▶ **Information supplied**:
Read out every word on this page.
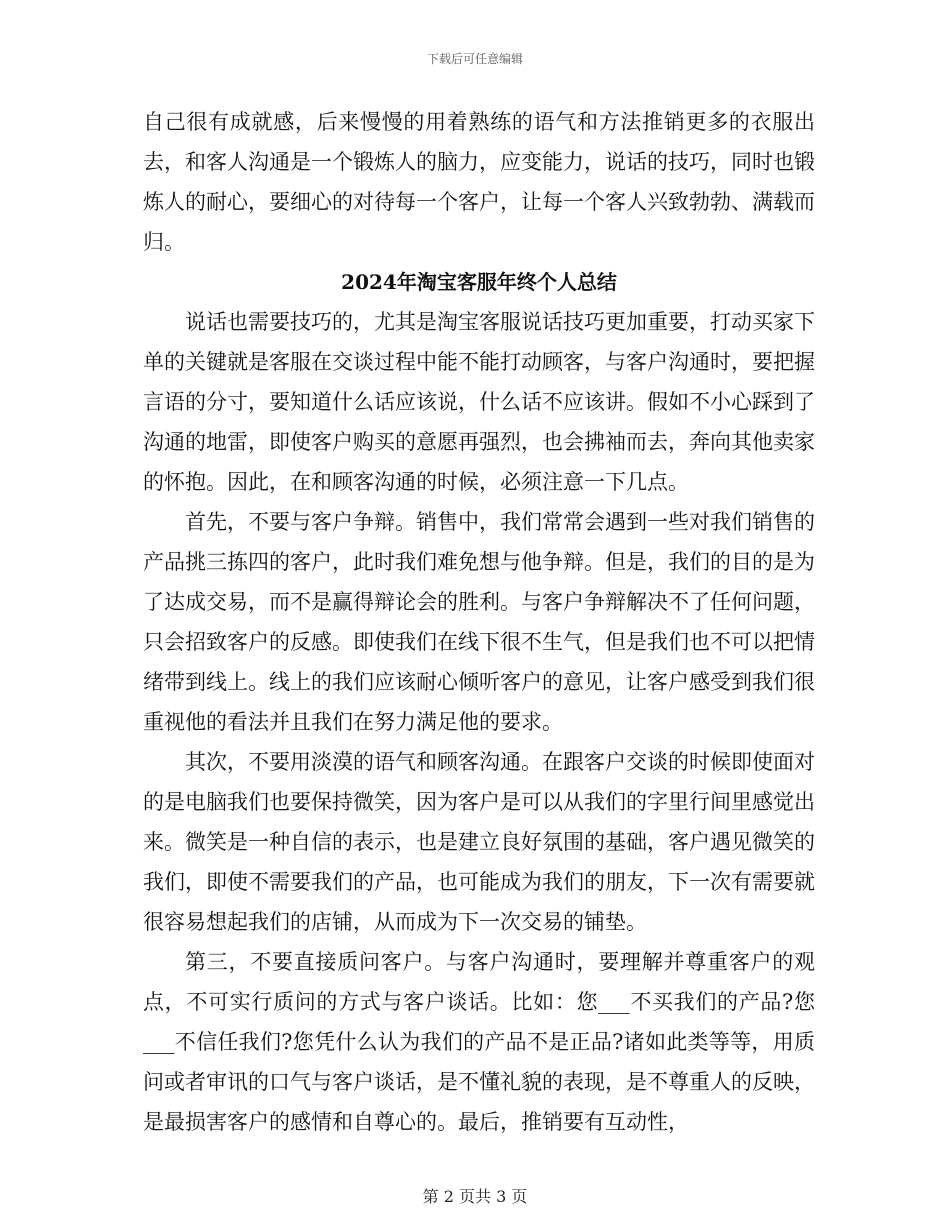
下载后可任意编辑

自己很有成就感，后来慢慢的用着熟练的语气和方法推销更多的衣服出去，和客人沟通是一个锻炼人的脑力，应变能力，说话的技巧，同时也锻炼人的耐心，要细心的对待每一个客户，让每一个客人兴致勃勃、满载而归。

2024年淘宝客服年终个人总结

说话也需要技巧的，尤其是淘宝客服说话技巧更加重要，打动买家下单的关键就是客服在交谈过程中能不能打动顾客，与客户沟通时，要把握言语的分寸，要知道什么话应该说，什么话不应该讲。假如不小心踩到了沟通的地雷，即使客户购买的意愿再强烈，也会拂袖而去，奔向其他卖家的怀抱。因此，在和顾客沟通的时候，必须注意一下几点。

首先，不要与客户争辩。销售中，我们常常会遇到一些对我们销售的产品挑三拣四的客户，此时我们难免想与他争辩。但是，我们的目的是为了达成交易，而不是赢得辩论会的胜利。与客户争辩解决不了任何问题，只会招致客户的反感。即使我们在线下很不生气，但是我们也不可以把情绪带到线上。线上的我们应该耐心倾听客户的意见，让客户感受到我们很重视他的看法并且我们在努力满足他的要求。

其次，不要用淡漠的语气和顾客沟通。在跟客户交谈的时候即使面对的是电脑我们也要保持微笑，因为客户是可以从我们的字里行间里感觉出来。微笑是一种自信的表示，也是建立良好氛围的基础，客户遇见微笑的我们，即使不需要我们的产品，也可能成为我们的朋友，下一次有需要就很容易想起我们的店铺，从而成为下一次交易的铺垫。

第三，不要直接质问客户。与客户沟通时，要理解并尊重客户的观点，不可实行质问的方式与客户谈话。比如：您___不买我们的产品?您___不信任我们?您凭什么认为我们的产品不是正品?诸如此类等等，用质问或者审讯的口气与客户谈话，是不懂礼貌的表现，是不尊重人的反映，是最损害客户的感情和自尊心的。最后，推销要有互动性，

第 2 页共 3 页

▶ **Aim**:
Pictures are not part of the copy; output everything else in the records exactly.

▶ **Solution**:
Read out every word on this page.
下载后可任意编辑

自己很有成就感，后来慢慢的用着熟练的语气和方法推销更多的衣服出去，和客人沟通是一个锻炼人的脑力，应变能力，说话的技巧，同时也锻炼人的耐心，要细心的对待每一个客户，让每一个客人兴致勃勃、满载而归。

2024年淘宝客服年终个人总结

说话也需要技巧的，尤其是淘宝客服说话技巧更加重要，打动买家下单的关键就是客服在交谈过程中能不能打动顾客，与客户沟通时，要把握言语的分寸，要知道什么话应该说，什么话不应该讲。假如不小心踩到了沟通的地雷，即使客户购买的意愿再强烈，也会拂袖而去，奔向其他卖家的怀抱。因此，在和顾客沟通的时候，必须注意一下几点。

首先，不要与客户争辩。销售中，我们常常会遇到一些对我们销售的产品挑三拣四的客户，此时我们难免想与他争辩。但是，我们的目的是为了达成交易，而不是赢得辩论会的胜利。与客户争辩解决不了任何问题，只会招致客户的反感。即使我们在线下很不生气，但是我们也不可以把情绪带到线上。线上的我们应该耐心倾听客户的意见，让客户感受到我们很重视他的看法并且我们在努力满足他的要求。

其次，不要用淡漠的语气和顾客沟通。在跟客户交谈的时候即使面对的是电脑我们也要保持微笑，因为客户是可以从我们的字里行间里感觉出来。微笑是一种自信的表示，也是建立良好氛围的基础，客户遇见微笑的我们，即使不需要我们的产品，也可能成为我们的朋友，下一次有需要就很容易想起我们的店铺，从而成为下一次交易的铺垫。

第三，不要直接质问客户。与客户沟通时，要理解并尊重客户的观点，不可实行质问的方式与客户谈话。比如：您___不买我们的产品?您___不信任我们?您凭什么认为我们的产品不是正品?诸如此类等等，用质问或者审讯的口气与客户谈话，是不懂礼貌的表现，是不尊重人的反映，是最损害客户的感情和自尊心的。最后，推销要有互动性，

第 2 页共 3 页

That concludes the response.